(Some records)
◇ ◇ ◇ ◇ ◇

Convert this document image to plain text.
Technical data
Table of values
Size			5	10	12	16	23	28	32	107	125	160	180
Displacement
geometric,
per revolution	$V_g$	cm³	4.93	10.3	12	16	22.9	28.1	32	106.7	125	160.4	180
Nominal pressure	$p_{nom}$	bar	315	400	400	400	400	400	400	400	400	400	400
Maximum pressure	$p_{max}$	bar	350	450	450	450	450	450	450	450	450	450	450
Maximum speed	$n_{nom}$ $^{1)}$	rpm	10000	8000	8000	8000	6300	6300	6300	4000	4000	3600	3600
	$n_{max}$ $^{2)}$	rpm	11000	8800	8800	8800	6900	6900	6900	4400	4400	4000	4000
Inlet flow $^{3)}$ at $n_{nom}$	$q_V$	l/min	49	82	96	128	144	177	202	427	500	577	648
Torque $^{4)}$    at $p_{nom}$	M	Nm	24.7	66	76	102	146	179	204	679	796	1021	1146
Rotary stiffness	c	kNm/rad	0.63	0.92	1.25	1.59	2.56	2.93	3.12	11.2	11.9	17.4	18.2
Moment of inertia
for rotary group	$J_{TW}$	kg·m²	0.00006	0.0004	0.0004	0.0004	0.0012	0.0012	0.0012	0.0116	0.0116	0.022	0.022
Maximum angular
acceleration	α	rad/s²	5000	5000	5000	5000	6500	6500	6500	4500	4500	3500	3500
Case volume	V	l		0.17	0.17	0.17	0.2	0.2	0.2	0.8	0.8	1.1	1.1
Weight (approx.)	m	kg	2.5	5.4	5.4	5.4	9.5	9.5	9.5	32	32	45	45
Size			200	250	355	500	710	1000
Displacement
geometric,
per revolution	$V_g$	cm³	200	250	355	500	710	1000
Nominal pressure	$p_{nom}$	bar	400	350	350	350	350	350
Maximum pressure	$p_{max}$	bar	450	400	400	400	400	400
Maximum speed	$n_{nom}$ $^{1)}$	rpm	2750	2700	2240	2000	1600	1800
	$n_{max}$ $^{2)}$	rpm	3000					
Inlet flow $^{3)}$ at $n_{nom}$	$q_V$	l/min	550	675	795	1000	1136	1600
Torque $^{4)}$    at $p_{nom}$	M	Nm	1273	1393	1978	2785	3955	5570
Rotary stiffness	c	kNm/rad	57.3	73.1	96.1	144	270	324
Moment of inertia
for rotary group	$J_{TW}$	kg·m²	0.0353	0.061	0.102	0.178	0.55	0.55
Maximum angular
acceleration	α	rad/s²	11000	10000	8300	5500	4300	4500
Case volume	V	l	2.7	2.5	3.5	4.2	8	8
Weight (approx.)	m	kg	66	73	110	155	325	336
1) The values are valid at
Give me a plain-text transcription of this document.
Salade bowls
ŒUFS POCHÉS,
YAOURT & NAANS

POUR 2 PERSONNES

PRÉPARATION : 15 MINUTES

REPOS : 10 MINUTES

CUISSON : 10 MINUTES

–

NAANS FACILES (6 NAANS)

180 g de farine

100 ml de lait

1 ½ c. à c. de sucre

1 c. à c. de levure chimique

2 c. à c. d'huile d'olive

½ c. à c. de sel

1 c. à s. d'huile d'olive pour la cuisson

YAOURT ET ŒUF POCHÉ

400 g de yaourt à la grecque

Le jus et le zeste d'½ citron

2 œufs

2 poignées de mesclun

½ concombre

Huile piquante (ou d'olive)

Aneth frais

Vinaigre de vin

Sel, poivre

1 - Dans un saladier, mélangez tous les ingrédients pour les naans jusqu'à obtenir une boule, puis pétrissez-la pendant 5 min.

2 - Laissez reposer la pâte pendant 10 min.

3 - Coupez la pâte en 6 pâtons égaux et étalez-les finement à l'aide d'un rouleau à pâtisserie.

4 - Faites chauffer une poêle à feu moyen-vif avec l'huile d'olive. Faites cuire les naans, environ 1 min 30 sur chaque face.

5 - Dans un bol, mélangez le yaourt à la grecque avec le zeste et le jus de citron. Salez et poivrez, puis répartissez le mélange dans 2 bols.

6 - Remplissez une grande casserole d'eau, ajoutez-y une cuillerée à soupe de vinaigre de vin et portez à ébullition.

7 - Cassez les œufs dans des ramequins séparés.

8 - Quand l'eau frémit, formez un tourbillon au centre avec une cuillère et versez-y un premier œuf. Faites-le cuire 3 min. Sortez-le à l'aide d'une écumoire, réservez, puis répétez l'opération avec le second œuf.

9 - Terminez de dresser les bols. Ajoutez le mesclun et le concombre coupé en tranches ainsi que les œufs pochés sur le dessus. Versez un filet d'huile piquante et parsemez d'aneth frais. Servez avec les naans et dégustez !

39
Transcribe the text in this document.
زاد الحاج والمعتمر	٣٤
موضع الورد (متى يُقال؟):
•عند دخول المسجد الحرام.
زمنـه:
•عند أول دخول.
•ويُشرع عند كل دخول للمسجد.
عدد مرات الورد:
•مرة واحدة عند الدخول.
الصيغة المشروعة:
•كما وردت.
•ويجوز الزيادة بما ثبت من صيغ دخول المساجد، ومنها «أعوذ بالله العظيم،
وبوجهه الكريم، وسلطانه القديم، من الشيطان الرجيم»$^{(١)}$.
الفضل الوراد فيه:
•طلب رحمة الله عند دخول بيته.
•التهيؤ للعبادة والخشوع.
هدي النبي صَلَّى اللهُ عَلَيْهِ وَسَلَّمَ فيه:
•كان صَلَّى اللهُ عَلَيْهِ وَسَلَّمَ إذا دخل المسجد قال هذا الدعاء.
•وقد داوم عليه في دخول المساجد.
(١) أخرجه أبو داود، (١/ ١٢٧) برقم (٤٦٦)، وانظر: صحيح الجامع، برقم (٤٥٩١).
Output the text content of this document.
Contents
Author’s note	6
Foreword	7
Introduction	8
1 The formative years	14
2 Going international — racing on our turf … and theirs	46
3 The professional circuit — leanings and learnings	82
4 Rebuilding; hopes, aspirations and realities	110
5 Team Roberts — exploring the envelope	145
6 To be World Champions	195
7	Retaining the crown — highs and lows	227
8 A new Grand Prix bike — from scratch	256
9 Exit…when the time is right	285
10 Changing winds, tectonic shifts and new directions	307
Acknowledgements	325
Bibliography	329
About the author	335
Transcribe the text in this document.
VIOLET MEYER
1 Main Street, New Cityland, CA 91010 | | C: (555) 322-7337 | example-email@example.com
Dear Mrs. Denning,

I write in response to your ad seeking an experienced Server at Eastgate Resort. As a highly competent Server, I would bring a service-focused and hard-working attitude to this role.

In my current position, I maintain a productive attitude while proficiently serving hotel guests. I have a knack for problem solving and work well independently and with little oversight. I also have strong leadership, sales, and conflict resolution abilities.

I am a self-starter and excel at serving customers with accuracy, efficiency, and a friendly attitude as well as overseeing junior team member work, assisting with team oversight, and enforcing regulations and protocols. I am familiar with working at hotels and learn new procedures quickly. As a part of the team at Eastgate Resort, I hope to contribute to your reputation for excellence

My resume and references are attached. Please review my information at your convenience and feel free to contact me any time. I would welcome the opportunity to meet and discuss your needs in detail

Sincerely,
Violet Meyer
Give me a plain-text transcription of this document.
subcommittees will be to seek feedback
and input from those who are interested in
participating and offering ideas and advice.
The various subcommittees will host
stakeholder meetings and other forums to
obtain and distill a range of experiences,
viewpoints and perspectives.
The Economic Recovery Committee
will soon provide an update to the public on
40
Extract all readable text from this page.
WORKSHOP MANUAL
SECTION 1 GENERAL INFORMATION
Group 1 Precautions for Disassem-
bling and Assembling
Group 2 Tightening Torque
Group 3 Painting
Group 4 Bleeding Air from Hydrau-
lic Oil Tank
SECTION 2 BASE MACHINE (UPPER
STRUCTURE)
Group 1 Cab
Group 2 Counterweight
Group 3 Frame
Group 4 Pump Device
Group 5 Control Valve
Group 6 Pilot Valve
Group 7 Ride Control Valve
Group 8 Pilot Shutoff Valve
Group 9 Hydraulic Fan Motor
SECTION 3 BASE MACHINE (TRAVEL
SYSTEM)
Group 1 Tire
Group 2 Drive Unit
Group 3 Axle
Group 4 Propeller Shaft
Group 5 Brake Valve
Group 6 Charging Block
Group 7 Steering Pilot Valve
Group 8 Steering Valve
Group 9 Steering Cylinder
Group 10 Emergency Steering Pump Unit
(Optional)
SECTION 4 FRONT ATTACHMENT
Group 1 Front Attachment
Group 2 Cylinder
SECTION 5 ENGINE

◇ ◇ ◇ ◇ ◇

= Requirement =
Write out the lines above, starting at the line that contains "Extract all readable text from this page." and ending with the final line, and nothing else; copy them exactly.

= Task response =
Extract all readable text from this page.
WORKSHOP MANUAL
SECTION 1 GENERAL INFORMATION
Group 1 Precautions for Disassem-
bling and Assembling
Group 2 Tightening Torque
Group 3 Painting
Group 4 Bleeding Air from Hydrau-
lic Oil Tank
SECTION 2 BASE MACHINE (UPPER
STRUCTURE)
Group 1 Cab
Group 2 Counterweight
Group 3 Frame
Group 4 Pump Device
Group 5 Control Valve
Group 6 Pilot Valve
Group 7 Ride Control Valve
Group 8 Pilot Shutoff Valve
Group 9 Hydraulic Fan Motor
SECTION 3 BASE MACHINE (TRAVEL
SYSTEM)
Group 1 Tire
Group 2 Drive Unit
Group 3 Axle
Group 4 Propeller Shaft
Group 5 Brake Valve
Group 6 Charging Block
Group 7 Steering Pilot Valve
Group 8 Steering Valve
Group 9 Steering Cylinder
Group 10 Emergency Steering Pump Unit
(Optional)
SECTION 4 FRONT ATTACHMENT
Group 1 Front Attachment
Group 2 Cylinder
SECTION 5 ENGINE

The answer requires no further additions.